** start of Source material **
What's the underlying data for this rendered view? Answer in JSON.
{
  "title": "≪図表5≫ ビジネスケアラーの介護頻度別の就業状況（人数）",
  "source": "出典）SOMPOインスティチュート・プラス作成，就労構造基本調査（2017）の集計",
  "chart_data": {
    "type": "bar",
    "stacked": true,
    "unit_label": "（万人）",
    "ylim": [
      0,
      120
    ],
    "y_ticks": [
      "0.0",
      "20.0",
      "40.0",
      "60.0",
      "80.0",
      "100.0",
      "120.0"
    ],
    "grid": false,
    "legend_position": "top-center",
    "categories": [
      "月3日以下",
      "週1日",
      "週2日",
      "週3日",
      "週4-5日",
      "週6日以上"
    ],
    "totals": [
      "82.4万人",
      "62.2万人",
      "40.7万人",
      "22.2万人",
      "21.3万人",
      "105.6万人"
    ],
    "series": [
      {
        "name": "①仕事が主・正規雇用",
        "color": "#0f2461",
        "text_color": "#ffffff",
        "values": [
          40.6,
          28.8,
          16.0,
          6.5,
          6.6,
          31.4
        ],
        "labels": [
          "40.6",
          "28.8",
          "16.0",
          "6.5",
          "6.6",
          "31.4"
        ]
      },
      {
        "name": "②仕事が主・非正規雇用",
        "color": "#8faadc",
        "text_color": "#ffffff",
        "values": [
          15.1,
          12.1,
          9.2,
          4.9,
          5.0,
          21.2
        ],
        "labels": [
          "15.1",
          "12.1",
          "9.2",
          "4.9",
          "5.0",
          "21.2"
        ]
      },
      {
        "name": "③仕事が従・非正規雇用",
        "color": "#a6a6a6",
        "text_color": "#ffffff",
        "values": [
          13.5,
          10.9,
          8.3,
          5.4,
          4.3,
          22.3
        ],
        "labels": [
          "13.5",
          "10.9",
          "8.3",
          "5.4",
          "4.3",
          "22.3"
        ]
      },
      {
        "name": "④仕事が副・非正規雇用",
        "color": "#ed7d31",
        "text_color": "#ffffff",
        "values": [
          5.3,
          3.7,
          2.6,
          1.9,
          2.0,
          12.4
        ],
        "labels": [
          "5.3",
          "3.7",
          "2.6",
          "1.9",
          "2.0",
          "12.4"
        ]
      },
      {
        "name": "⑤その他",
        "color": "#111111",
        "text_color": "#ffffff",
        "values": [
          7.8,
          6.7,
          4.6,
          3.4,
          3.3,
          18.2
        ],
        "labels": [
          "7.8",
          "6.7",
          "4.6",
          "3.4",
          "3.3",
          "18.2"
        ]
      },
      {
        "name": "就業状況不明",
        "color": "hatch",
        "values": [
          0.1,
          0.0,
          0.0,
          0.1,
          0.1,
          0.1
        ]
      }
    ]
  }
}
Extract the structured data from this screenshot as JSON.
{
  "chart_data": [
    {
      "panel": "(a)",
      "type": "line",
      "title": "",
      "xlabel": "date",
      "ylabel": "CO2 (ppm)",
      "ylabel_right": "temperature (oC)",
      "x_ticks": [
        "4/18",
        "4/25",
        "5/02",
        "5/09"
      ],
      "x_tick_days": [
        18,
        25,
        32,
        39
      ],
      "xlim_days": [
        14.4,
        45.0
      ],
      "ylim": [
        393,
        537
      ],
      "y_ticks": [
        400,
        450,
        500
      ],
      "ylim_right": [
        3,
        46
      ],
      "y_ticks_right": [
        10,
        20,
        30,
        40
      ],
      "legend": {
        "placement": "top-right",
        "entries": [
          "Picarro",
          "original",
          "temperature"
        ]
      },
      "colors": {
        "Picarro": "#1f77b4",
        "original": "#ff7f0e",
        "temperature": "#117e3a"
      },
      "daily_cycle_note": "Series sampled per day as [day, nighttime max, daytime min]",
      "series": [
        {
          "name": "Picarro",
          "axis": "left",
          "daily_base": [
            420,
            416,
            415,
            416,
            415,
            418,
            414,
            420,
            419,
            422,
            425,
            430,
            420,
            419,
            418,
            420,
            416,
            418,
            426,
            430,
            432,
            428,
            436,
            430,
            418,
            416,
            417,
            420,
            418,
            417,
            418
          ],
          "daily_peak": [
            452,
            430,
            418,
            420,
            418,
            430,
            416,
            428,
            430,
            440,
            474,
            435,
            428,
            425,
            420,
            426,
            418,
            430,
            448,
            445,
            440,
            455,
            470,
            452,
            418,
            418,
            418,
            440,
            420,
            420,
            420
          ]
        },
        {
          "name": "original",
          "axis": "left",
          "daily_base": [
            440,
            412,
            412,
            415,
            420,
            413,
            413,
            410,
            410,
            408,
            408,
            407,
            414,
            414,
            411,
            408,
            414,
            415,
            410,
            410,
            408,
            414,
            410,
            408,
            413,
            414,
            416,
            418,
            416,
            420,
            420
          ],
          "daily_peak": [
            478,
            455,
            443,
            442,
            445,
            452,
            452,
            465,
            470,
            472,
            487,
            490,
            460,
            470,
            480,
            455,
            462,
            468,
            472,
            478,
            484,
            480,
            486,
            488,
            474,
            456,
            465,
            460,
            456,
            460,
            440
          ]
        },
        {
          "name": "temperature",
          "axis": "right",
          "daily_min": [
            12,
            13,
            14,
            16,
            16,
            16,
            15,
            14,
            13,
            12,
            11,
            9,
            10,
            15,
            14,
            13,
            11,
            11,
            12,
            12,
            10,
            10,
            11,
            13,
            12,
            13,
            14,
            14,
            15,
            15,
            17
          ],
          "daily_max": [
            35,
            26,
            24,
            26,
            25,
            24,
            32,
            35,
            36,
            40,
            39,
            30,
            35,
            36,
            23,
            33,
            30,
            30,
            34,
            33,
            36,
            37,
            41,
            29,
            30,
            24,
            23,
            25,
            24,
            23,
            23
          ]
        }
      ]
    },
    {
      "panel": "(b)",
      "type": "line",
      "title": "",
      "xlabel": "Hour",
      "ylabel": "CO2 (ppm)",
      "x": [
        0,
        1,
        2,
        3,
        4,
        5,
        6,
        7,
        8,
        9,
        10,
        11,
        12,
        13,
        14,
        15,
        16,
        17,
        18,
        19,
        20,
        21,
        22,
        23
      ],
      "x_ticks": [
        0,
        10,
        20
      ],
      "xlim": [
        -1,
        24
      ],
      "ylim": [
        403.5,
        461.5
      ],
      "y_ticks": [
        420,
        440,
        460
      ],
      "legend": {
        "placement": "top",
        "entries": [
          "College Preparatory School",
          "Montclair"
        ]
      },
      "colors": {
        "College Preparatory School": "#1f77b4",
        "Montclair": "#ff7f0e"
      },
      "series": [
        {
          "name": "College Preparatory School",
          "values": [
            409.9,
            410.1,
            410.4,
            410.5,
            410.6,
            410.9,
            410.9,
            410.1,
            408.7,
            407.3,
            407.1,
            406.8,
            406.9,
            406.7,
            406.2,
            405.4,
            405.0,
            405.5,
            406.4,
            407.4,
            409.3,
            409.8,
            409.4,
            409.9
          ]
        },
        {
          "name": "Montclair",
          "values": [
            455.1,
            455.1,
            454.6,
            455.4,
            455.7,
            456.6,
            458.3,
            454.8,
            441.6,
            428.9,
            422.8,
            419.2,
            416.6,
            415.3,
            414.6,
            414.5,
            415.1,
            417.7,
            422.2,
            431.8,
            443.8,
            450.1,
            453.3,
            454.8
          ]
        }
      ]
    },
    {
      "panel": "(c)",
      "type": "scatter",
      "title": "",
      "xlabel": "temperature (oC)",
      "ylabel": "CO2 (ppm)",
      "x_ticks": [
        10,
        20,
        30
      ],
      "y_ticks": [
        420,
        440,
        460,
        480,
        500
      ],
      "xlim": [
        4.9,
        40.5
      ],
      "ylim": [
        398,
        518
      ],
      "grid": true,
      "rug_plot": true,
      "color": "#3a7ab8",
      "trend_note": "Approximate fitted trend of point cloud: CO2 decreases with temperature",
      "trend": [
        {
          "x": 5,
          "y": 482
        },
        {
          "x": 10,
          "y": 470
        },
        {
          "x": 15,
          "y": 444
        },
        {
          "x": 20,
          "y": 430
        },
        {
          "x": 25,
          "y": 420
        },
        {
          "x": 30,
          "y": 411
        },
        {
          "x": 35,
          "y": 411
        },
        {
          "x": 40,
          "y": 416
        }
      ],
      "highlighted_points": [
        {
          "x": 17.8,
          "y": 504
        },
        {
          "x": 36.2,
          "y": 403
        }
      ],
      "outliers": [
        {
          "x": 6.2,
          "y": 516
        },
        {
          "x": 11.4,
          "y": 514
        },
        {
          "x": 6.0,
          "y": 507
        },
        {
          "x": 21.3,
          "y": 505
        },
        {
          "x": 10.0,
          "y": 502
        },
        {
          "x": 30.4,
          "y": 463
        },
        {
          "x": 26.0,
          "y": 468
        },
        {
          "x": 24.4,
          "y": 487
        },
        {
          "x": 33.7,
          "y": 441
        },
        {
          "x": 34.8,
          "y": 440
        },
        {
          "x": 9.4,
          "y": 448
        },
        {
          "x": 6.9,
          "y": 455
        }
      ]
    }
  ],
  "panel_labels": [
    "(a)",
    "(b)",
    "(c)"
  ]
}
** end of Source material **
## Your objective
Using the entries above, return each line that includes the word "JSON".

## The completed task
What's the underlying data for this rendered view? Answer in JSON.
Extract the structured data from this screenshot as JSON.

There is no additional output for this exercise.